REQUIRED TASK » Reproduce the records below in full and word for word, excluding pictures.

Chart and figure data »
****************************************
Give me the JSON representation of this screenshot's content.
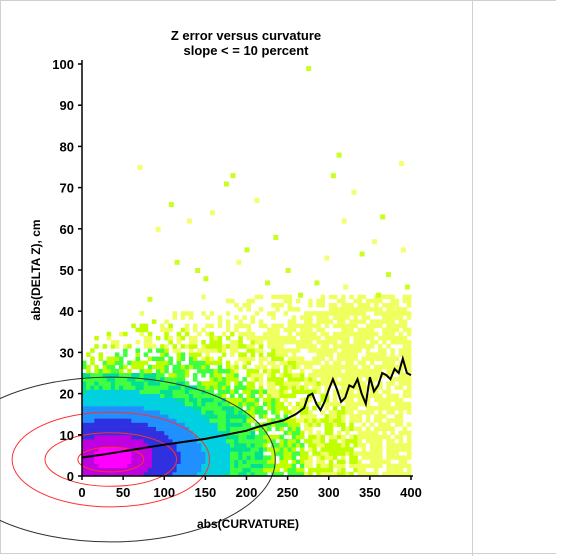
{
  "chart_data": {
    "type": "heatmap",
    "title": "Z error versus curvature",
    "subtitle": "slope < = 10 percent",
    "xlabel": "abs(CURVATURE)",
    "ylabel": "abs(DELTA Z), cm",
    "xlim": [
      0,
      400
    ],
    "ylim": [
      0,
      100
    ],
    "xticks": [
      "0",
      "50",
      "100",
      "150",
      "200",
      "250",
      "300",
      "350",
      "400"
    ],
    "yticks": [
      "0",
      "10",
      "20",
      "30",
      "40",
      "50",
      "60",
      "70",
      "80",
      "90",
      "100"
    ],
    "grid": false,
    "colorscale": [
      "#ff00ff",
      "#c000e0",
      "#3030e0",
      "#2090ff",
      "#00d0e0",
      "#00e090",
      "#40ff40",
      "#c0ff00",
      "#f0ff60"
    ],
    "density_core": {
      "x": 35,
      "y": 4
    },
    "contours": [
      {
        "color": "#ff3030",
        "levels": [
          "high",
          "mid",
          "low"
        ]
      },
      {
        "color": "#303030",
        "levels": [
          "outer"
        ]
      }
    ],
    "mean_line": {
      "name": "",
      "color": "#000000",
      "points": [
        [
          0,
          4.5
        ],
        [
          25,
          5.2
        ],
        [
          50,
          6.0
        ],
        [
          75,
          6.8
        ],
        [
          100,
          7.6
        ],
        [
          125,
          8.3
        ],
        [
          150,
          9.0
        ],
        [
          175,
          10.0
        ],
        [
          200,
          11.0
        ],
        [
          215,
          12.0
        ],
        [
          230,
          12.8
        ],
        [
          245,
          13.5
        ],
        [
          260,
          15.0
        ],
        [
          270,
          16.5
        ],
        [
          275,
          19.5
        ],
        [
          280,
          20.0
        ],
        [
          285,
          17.5
        ],
        [
          290,
          16.0
        ],
        [
          295,
          18.0
        ],
        [
          300,
          21.0
        ],
        [
          305,
          23.5
        ],
        [
          310,
          21.0
        ],
        [
          315,
          18.0
        ],
        [
          320,
          19.0
        ],
        [
          325,
          22.0
        ],
        [
          330,
          21.5
        ],
        [
          335,
          23.5
        ],
        [
          340,
          20.0
        ],
        [
          345,
          17.5
        ],
        [
          350,
          24.0
        ],
        [
          355,
          20.5
        ],
        [
          360,
          22.0
        ],
        [
          365,
          25.0
        ],
        [
          370,
          24.5
        ],
        [
          375,
          23.5
        ],
        [
          380,
          26.0
        ],
        [
          385,
          25.0
        ],
        [
          390,
          28.5
        ],
        [
          395,
          25.0
        ],
        [
          400,
          24.5
        ]
      ]
    },
    "outliers": [
      [
        70,
        75
      ],
      [
        92,
        60
      ],
      [
        108,
        66
      ],
      [
        130,
        62
      ],
      [
        158,
        64
      ],
      [
        175,
        71
      ],
      [
        183,
        73
      ],
      [
        200,
        55
      ],
      [
        212,
        67
      ],
      [
        235,
        58
      ],
      [
        275,
        99
      ],
      [
        305,
        73
      ],
      [
        312,
        78
      ],
      [
        318,
        62
      ],
      [
        330,
        69
      ],
      [
        355,
        57
      ],
      [
        365,
        63
      ],
      [
        388,
        76
      ],
      [
        390,
        55
      ],
      [
        115,
        52
      ],
      [
        140,
        50
      ],
      [
        190,
        52
      ],
      [
        250,
        50
      ],
      [
        285,
        47
      ],
      [
        297,
        53
      ],
      [
        340,
        54
      ],
      [
        372,
        49
      ],
      [
        395,
        46
      ],
      [
        150,
        48
      ],
      [
        225,
        47
      ],
      [
        265,
        44
      ],
      [
        320,
        46
      ],
      [
        360,
        44
      ],
      [
        380,
        41
      ],
      [
        82,
        43
      ]
    ]
  }
}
****************************************
WORKED SOLUTION »
Give me the JSON representation of this screenshot's content.
{
  "chart_data": {
    "type": "heatmap",
    "title": "Z error versus curvature",
    "subtitle": "slope < = 10 percent",
    "xlabel": "abs(CURVATURE)",
    "ylabel": "abs(DELTA Z), cm",
    "xlim": [
      0,
      400
    ],
    "ylim": [
      0,
      100
    ],
    "xticks": [
      "0",
      "50",
      "100",
      "150",
      "200",
      "250",
      "300",
      "350",
      "400"
    ],
    "yticks": [
      "0",
      "10",
      "20",
      "30",
      "40",
      "50",
      "60",
      "70",
      "80",
      "90",
      "100"
    ],
    "grid": false,
    "colorscale": [
      "#ff00ff",
      "#c000e0",
      "#3030e0",
      "#2090ff",
      "#00d0e0",
      "#00e090",
      "#40ff40",
      "#c0ff00",
      "#f0ff60"
    ],
    "density_core": {
      "x": 35,
      "y": 4
    },
    "contours": [
      {
        "color": "#ff3030",
        "levels": [
          "high",
          "mid",
          "low"
        ]
      },
      {
        "color": "#303030",
        "levels": [
          "outer"
        ]
      }
    ],
    "mean_line": {
      "name": "",
      "color": "#000000",
      "points": [
        [
          0,
          4.5
        ],
        [
          25,
          5.2
        ],
        [
          50,
          6.0
        ],
        [
          75,
          6.8
        ],
        [
          100,
          7.6
        ],
        [
          125,
          8.3
        ],
        [
          150,
          9.0
        ],
        [
          175,
          10.0
        ],
        [
          200,
          11.0
        ],
        [
          215,
          12.0
        ],
        [
          230,
          12.8
        ],
        [
          245,
          13.5
        ],
        [
          260,
          15.0
        ],
        [
          270,
          16.5
        ],
        [
          275,
          19.5
        ],
        [
          280,
          20.0
        ],
        [
          285,
          17.5
        ],
        [
          290,
          16.0
        ],
        [
          295,
          18.0
        ],
        [
          300,
          21.0
        ],
        [
          305,
          23.5
        ],
        [
          310,
          21.0
        ],
        [
          315,
          18.0
        ],
        [
          320,
          19.0
        ],
        [
          325,
          22.0
        ],
        [
          330,
          21.5
        ],
        [
          335,
          23.5
        ],
        [
          340,
          20.0
        ],
        [
          345,
          17.5
        ],
        [
          350,
          24.0
        ],
        [
          355,
          20.5
        ],
        [
          360,
          22.0
        ],
        [
          365,
          25.0
        ],
        [
          370,
          24.5
        ],
        [
          375,
          23.5
        ],
        [
          380,
          26.0
        ],
        [
          385,
          25.0
        ],
        [
          390,
          28.5
        ],
        [
          395,
          25.0
        ],
        [
          400,
          24.5
        ]
      ]
    },
    "outliers": [
      [
        70,
        75
      ],
      [
        92,
        60
      ],
      [
        108,
        66
      ],
      [
        130,
        62
      ],
      [
        158,
        64
      ],
      [
        175,
        71
      ],
      [
        183,
        73
      ],
      [
        200,
        55
      ],
      [
        212,
        67
      ],
      [
        235,
        58
      ],
      [
        275,
        99
      ],
      [
        305,
        73
      ],
      [
        312,
        78
      ],
      [
        318,
        62
      ],
      [
        330,
        69
      ],
      [
        355,
        57
      ],
      [
        365,
        63
      ],
      [
        388,
        76
      ],
      [
        390,
        55
      ],
      [
        115,
        52
      ],
      [
        140,
        50
      ],
      [
        190,
        52
      ],
      [
        250,
        50
      ],
      [
        285,
        47
      ],
      [
        297,
        53
      ],
      [
        340,
        54
      ],
      [
        372,
        49
      ],
      [
        395,
        46
      ],
      [
        150,
        48
      ],
      [
        225,
        47
      ],
      [
        265,
        44
      ],
      [
        320,
        46
      ],
      [
        360,
        44
      ],
      [
        380,
        41
      ],
      [
        82,
        43
      ]
    ]
  }
}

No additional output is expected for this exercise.